LEIA: Bancos no Líbano fecham novamente em meio a ‘assaltos’ de seus clientes

George Haj, membro do Sindicato dos Funcionários de Banco, alega que os “assaltos” refletem uma indignação que deveria ser direcionada ao estado. Segundo a entidade da categoria, cerca de seis mil bancários perderam seu emprego desde o início do fenômeno.

Autoridades condenaram os “assaltos” e prometeram uma resposta de segurança pública.

Os contistas, no entanto, apontam que os banqueiros e acionistas enriqueceram ao impor juros altíssimos para emprestar recursos básicos, ao favorecer o lucro das corporações bancárias em detrimento das necessidades da população e mesmo do plano de resgate proposto pelo Fundo Monetário Internacional (FMI).

O governo em Beirute afirma trabalhar arduamente para implementar as reformas estipuladas pelo FMI e assegurar um resgate de até US$3 bilhões apenas neste ano.

‘São todos cúmplices’

A série de invasões a agências bancárias recebeu apoio popular generalizado, incluindo pessoas que se reúnem em frente aos bancos quando tomam conhecimento de um novo “assalto”, para torcer a favor de seus concidadãos.

“Talvez, eles me enxerguem como heroína porque fui a primeira mulher a agir dessa maneira em nossa sociedade patriarcal, que busca silenciar a voz das mulheres”, comentou Sali, ao reiterar que jamais teve a intenção de ferir ninguém, sobretudo os trabalhadores. Entretanto, cansou-se da indiferença das autoridades e das elites empresariais.

“São todos cúmplices”, destacou Sali. “Querem nos roubar e nos deixar morrer devagar”.

Quando sua irmã começou a perder a esperança de arcar com seu oneroso tratamento médico, para reaver a mobilidade e a fala prejudicadas por um câncer no cérebro, logo após o banco negar o saque dos recursos, Hafiz decidiu agir.

Em comunicado, o Banco BLOM alegou que sua agência buscou colaborar com a solicitação das economias particulares de Sali e sua irmã, mas que solicitou documentações para tanto, como faz com todos os clientes que requerem exceção humanitária a controles informais. Em outras palavras, buscou se evadir da responsabilidade e projetá-la aos contistas.

O Líbano é uma longa história de desastre e crise – Charge [Sabaaneh/Monitor do Oriente Médio]

Sali voltou dois dias depois à mesma agência, como uma arma de brinquedo que havia visto na mão de seus sobrinhos, além de um pouco de combustível misturado com água que derramou sobre um funcionário do banco.

Antes do ataque, Sali assistiu a popular série egípcia de comédia Irhab w Kabab – ou “Terrorista ou Kebab” –, na qual um cidadão frustrado com a corrupção do governo invade uma repartição pública e exige kebabs dos reféns, devido à inflação da carne.

+ + + + +

**INSTRUÇÕES**
a) Imprima uma cópia do trecho sobre os bancos no Líbano, começando nas palavras "Os contistas, no" e parando depois de "Monetário Internacional (FMI).".
b) Segundo o trecho sobre os bancos no Líbano, quantos bancários perderam o emprego desde o início do fenômeno, de acordo com a entidade da categoria?
c) Retome o texto sobre as invasões a bancos no Líbano a partir do ponto em que ele termina.

+ + + + +

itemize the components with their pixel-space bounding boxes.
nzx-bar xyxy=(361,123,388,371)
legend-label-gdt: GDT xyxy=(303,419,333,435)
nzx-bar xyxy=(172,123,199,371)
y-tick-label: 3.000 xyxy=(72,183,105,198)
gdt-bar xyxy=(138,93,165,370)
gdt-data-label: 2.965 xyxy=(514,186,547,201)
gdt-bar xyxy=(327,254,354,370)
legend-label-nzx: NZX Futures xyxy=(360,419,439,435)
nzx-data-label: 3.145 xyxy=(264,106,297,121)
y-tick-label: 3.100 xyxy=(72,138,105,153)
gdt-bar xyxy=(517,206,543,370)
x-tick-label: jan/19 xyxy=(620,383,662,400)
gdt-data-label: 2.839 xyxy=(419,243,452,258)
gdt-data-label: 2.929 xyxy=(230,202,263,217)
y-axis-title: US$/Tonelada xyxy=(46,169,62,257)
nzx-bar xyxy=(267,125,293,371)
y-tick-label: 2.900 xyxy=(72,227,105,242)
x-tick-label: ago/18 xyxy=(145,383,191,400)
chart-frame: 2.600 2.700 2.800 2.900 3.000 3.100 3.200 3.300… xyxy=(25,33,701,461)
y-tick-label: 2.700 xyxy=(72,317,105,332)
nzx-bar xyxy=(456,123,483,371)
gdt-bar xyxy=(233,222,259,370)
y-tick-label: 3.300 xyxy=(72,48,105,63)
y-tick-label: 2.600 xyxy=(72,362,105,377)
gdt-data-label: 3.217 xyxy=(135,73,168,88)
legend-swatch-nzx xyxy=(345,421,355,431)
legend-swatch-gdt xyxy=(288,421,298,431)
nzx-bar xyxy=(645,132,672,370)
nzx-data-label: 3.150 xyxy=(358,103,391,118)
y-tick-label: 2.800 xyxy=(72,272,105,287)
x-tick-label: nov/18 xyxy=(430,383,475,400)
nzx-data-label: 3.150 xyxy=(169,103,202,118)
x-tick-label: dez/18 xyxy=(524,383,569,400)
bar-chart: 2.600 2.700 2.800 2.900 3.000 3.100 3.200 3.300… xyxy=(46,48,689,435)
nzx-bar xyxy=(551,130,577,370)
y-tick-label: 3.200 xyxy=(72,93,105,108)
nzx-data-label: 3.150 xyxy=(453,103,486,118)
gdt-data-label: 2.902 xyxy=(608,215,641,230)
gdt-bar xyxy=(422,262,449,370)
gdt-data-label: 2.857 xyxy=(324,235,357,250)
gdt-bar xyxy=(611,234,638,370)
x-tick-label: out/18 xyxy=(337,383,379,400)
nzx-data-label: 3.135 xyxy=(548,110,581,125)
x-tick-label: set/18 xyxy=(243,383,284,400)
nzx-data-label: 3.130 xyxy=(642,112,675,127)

+ + + + +

**RESPOSTAS POR TAREFA**
a)
Os contistas, no entanto, apontam que os banqueiros e acionistas enriqueceram ao impor juros altíssimos para emprestar recursos básicos, ao favorecer o lucro das corporações bancárias em detrimento das necessidades da população e mesmo do plano de resgate proposto pelo Fundo Monetário Internacional (FMI).

b) Cerca de seis mil bancários.

c)
Sali conseguiu sacar US$13 mil de um total de US$20 mil – o suficiente para cobrir os custos de viagem de sua irmã e cerca de um mês de tratamento. Na ocasião, a jovem libanesa assegurou que um recibo fosse devidamente assinado para que não fosse acusada de roubo.

Para realizar sua fuga, Sali postou no Facebook que estava no aeroporto a caminho de Istambul. No entanto, fugiu para a casa, disfarçou-se com um lenço e um cachecol e pôs algumas roupas sobre a barriga para parecer grávida.

Segundo seu relato, o policial que bateu à sua porta “temeu que eu desse à luz ali mesmo, me acompanhou escada abaixo em frente de umas 60 ou 70 pessoas, que me desejaram sorte com o nascimento”. “Parecia um filme”, concluiu Sali Hafiz – agora foragida.

Lei da Selva

Dois dos amigos de Sali que a acompanharam no “assalto” foram presos logo a seguir, acusados de ameaçar os funcionários do banco e sequestrá-los em busca de um resgate. Sali prometeu se render caso juízes encerrem sua greve, que interrompeu processos legais e deixou prisioneiros sem qualquer indiciamento perecendo na cadeia.

As Forças de Segurança Interna do Líbano, porém, mantiveram silêncio até então.

LEIA: Libaneses não podem sacar dinheiro em bancos desde o final de 2019

Abdallah al-Saii, conhecido de Sali, que também “assaltou” um banco em janeiro, para resgatar cerca de US$50 mil de sua poupança, alertou que o fenômeno está longe de acabar. “As coisas vão piorar antes de melhorar”, observou Abdallah, ao tragar tranquilamente seu cigarro em sua loja de conveniência no vale do Bekaa.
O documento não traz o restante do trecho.